Work required:
Can you copy these rows again, changing every "Bar" to "Column" and leaving all else as it is?
── Data for this task ──
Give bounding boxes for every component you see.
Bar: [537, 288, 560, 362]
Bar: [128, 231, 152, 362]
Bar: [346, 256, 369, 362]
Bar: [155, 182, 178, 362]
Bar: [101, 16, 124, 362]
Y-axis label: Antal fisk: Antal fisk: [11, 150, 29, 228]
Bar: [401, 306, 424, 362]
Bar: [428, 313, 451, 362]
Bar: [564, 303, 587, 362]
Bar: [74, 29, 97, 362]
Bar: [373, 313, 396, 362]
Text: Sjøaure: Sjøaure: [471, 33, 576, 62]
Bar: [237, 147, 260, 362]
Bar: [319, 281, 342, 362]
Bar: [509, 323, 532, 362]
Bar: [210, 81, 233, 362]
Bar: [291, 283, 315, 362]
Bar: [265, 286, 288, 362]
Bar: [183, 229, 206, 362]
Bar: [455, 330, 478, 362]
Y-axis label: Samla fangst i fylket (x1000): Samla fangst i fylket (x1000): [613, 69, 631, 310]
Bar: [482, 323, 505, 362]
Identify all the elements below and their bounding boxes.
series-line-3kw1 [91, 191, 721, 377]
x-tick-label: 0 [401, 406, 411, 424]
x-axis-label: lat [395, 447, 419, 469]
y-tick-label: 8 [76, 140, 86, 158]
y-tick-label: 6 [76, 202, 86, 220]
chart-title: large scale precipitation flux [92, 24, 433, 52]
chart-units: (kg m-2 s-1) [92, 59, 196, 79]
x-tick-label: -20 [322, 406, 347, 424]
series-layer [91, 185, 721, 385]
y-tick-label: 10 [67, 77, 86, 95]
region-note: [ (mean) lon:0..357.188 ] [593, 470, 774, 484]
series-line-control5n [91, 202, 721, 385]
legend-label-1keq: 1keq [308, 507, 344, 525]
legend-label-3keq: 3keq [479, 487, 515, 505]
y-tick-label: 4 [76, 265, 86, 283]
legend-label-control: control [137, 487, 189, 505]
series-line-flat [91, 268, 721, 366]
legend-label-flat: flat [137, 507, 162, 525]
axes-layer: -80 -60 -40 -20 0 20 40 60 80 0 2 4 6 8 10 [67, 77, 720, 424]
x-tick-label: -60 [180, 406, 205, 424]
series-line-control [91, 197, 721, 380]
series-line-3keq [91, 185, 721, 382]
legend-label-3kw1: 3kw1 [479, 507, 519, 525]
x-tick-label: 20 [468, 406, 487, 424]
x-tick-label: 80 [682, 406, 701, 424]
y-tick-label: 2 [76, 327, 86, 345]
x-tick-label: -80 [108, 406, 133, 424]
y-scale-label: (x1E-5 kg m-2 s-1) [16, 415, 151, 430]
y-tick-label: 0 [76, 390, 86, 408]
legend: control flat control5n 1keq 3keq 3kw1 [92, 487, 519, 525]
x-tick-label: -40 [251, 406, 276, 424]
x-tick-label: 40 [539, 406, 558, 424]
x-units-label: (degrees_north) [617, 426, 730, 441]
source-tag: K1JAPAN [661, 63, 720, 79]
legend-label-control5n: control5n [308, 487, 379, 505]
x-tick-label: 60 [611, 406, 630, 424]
───
Output of the exercise:
Give bounding boxes for every component you see.
Column: [537, 288, 560, 362]
Column: [128, 231, 152, 362]
Column: [346, 256, 369, 362]
Column: [155, 182, 178, 362]
Column: [101, 16, 124, 362]
Y-axis label: Antal fisk: Antal fisk: [11, 150, 29, 228]
Column: [401, 306, 424, 362]
Column: [428, 313, 451, 362]
Column: [564, 303, 587, 362]
Column: [74, 29, 97, 362]
Column: [373, 313, 396, 362]
Text: Sjøaure: Sjøaure: [471, 33, 576, 62]
Column: [237, 147, 260, 362]
Column: [319, 281, 342, 362]
Column: [509, 323, 532, 362]
Column: [210, 81, 233, 362]
Column: [291, 283, 315, 362]
Column: [265, 286, 288, 362]
Column: [183, 229, 206, 362]
Column: [455, 330, 478, 362]
Y-axis label: Samla fangst i fylket (x1000): Samla fangst i fylket (x1000): [613, 69, 631, 310]
Column: [482, 323, 505, 362]
Identify all the elements below and their bounding boxes.
series-line-3kw1 [91, 191, 721, 377]
x-tick-label: 0 [401, 406, 411, 424]
x-axis-label: lat [395, 447, 419, 469]
y-tick-label: 8 [76, 140, 86, 158]
y-tick-label: 6 [76, 202, 86, 220]
chart-title: large scale precipitation flux [92, 24, 433, 52]
chart-units: (kg m-2 s-1) [92, 59, 196, 79]
x-tick-label: -20 [322, 406, 347, 424]
series-layer [91, 185, 721, 385]
y-tick-label: 10 [67, 77, 86, 95]
region-note: [ (mean) lon:0..357.188 ] [593, 470, 774, 484]
series-line-control5n [91, 202, 721, 385]
legend-label-1keq: 1keq [308, 507, 344, 525]
legend-label-3keq: 3keq [479, 487, 515, 505]
y-tick-label: 4 [76, 265, 86, 283]
legend-label-control: control [137, 487, 189, 505]
series-line-flat [91, 268, 721, 366]
legend-label-flat: flat [137, 507, 162, 525]
axes-layer: -80 -60 -40 -20 0 20 40 60 80 0 2 4 6 8 10 [67, 77, 720, 424]
x-tick-label: -60 [180, 406, 205, 424]
series-line-control [91, 197, 721, 380]
series-line-3keq [91, 185, 721, 382]
legend-label-3kw1: 3kw1 [479, 507, 519, 525]
x-tick-label: 20 [468, 406, 487, 424]
x-tick-label: 80 [682, 406, 701, 424]
y-tick-label: 2 [76, 327, 86, 345]
x-tick-label: -80 [108, 406, 133, 424]
y-scale-label: (x1E-5 kg m-2 s-1) [16, 415, 151, 430]
y-tick-label: 0 [76, 390, 86, 408]
legend: control flat control5n 1keq 3keq 3kw1 [92, 487, 519, 525]
x-tick-label: -40 [251, 406, 276, 424]
x-tick-label: 40 [539, 406, 558, 424]
x-units-label: (degrees_north) [617, 426, 730, 441]
source-tag: K1JAPAN [661, 63, 720, 79]
legend-label-control5n: control5n [308, 487, 379, 505]
x-tick-label: 60 [611, 406, 630, 424]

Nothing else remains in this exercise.